**WORK TO COMPLETE:**
Write out each line in which the string "this" is present.

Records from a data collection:
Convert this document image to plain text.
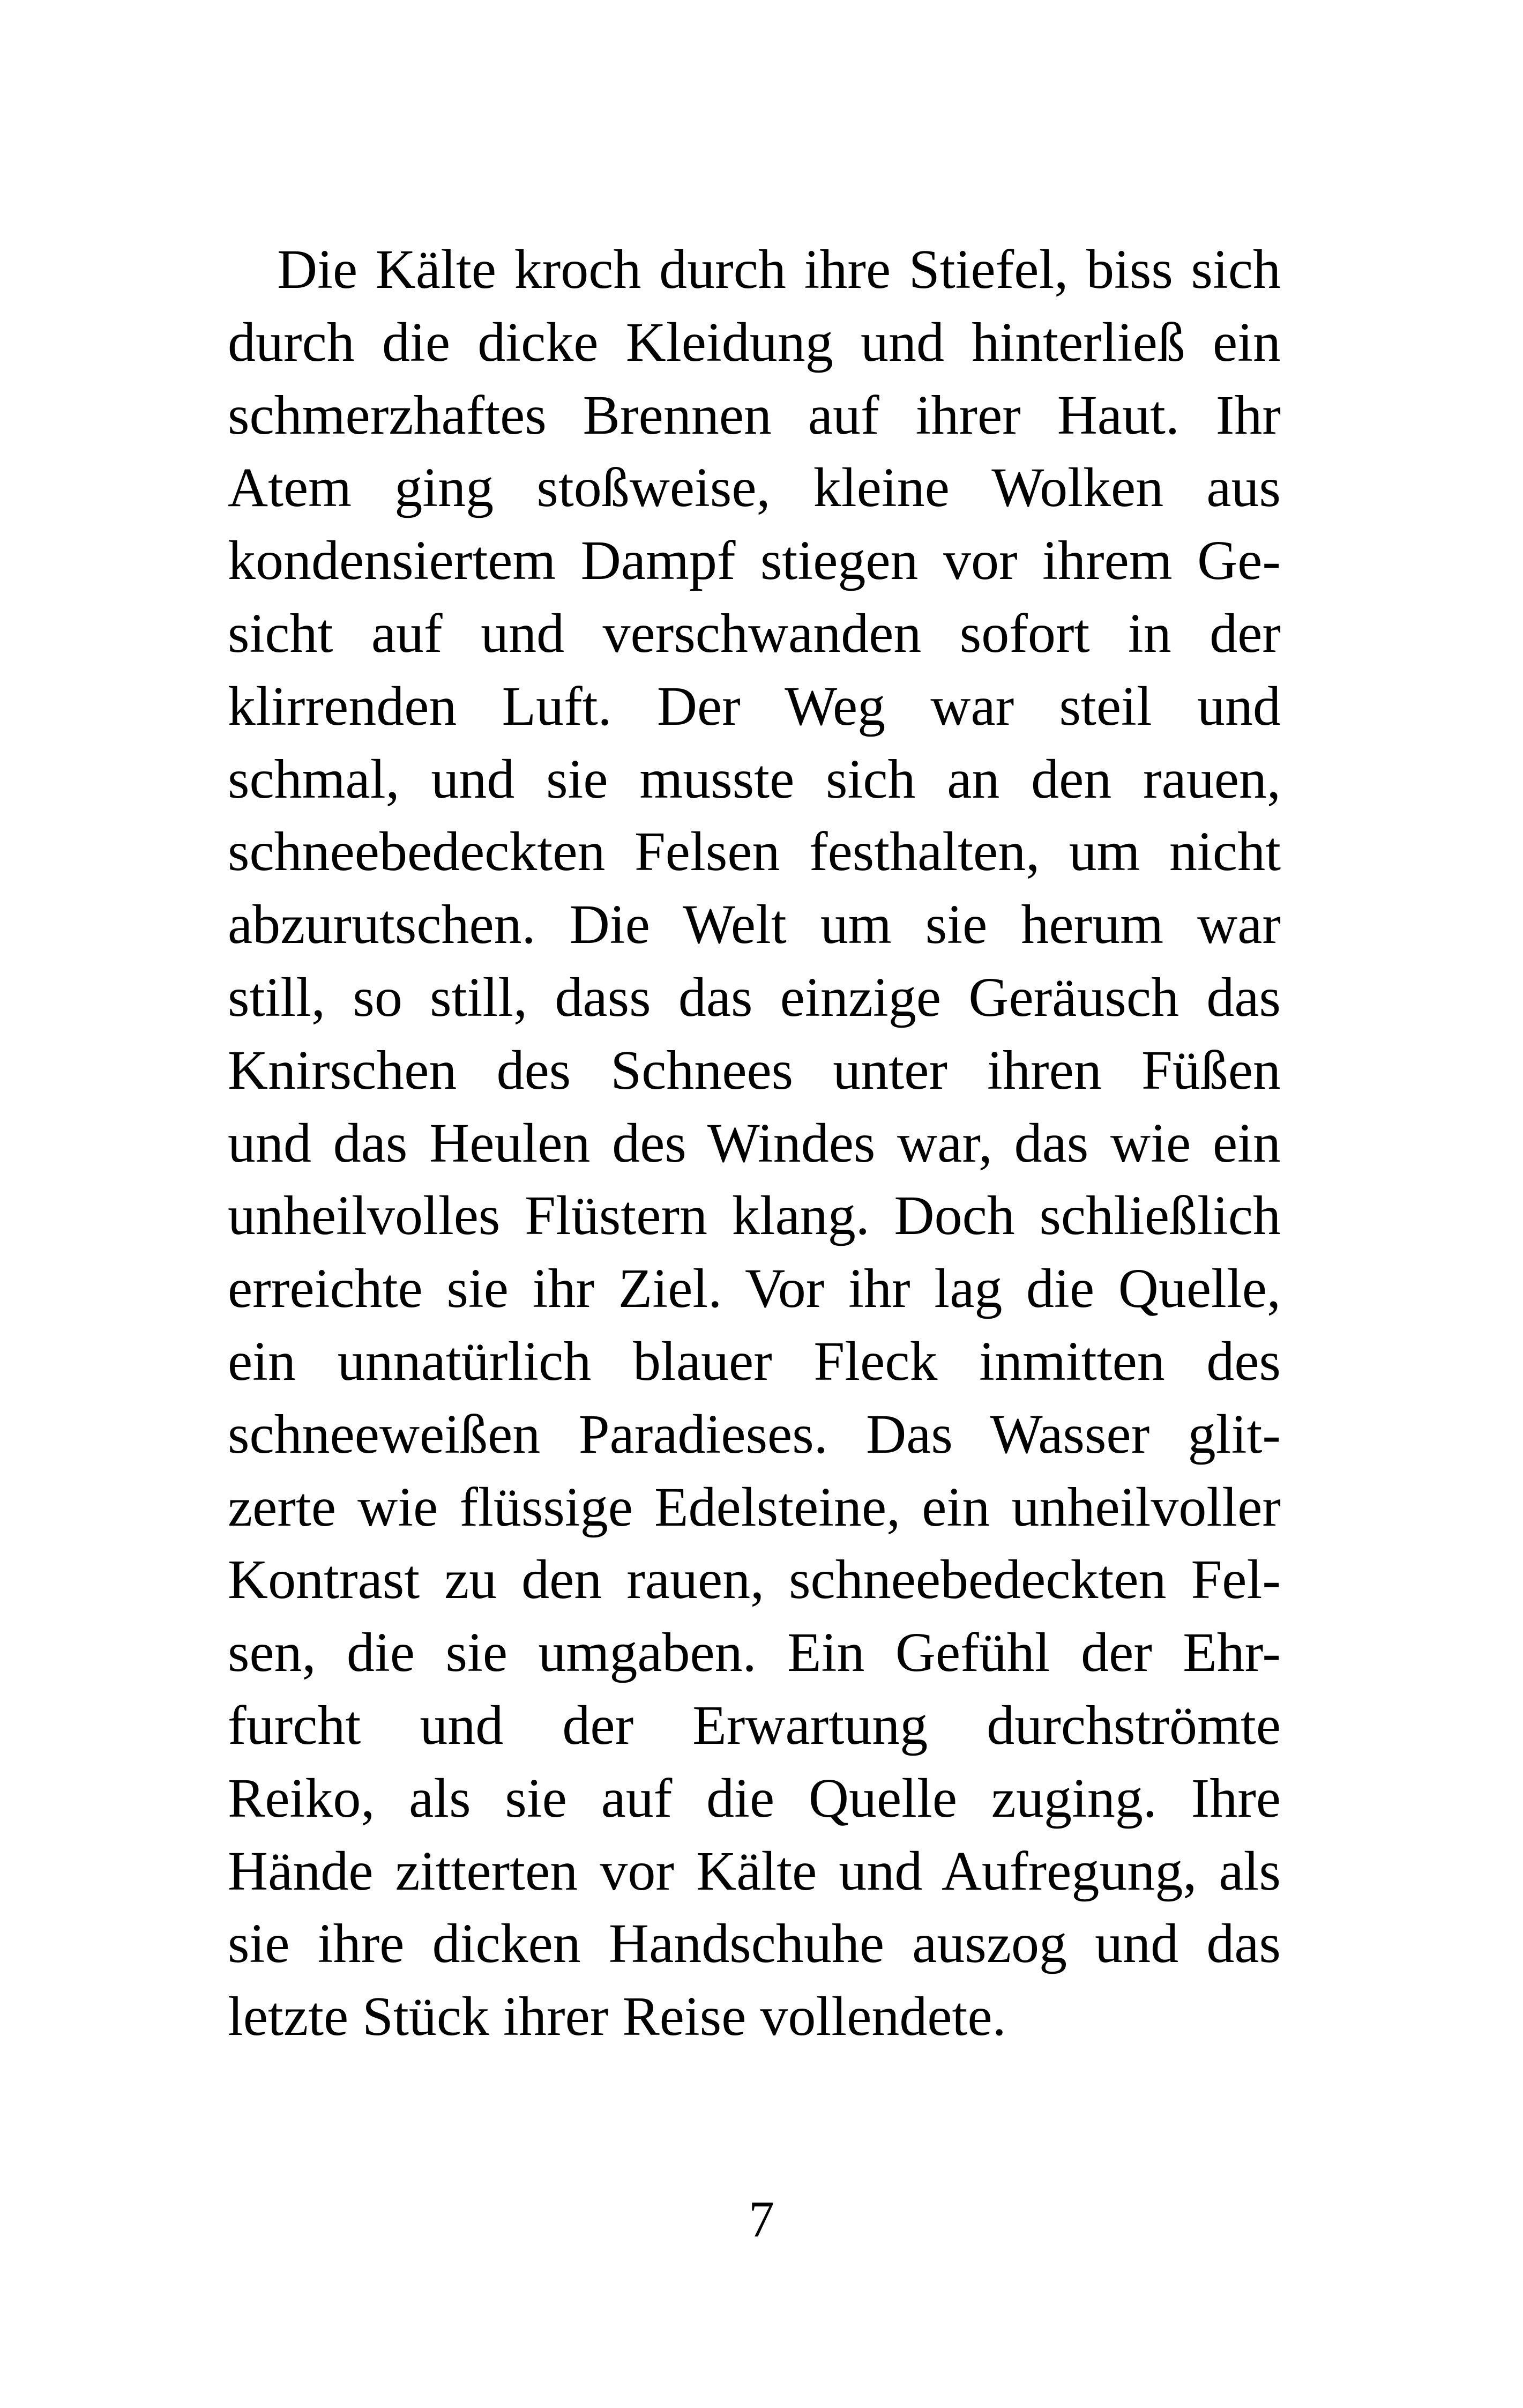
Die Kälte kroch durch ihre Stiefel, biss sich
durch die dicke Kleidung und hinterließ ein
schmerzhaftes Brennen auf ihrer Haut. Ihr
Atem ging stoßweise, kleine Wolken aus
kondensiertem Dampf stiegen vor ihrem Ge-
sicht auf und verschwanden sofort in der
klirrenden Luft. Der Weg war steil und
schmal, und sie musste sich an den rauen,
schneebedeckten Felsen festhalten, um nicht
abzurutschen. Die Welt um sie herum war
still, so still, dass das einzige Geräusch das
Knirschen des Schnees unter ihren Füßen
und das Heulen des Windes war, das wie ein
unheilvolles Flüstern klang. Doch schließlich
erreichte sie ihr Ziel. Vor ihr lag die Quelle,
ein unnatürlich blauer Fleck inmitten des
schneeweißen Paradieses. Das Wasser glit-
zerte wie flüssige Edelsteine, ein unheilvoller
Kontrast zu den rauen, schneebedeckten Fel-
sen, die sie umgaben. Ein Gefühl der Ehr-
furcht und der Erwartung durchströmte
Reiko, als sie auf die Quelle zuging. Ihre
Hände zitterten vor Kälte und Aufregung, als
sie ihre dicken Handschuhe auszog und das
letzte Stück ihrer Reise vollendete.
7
--
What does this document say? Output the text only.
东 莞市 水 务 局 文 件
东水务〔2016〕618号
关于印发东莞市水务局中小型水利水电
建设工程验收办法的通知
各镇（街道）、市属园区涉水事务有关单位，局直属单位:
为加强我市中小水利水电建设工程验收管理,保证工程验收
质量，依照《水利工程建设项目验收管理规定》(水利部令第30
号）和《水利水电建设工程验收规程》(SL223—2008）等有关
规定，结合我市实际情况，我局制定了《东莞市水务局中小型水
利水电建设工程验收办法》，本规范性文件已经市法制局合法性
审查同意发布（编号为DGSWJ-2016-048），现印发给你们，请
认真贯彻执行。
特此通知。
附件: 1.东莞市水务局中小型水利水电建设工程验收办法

**COMPLETE ANSWER:**
Convert this document image to plain text.
What does this document say? Output the text only.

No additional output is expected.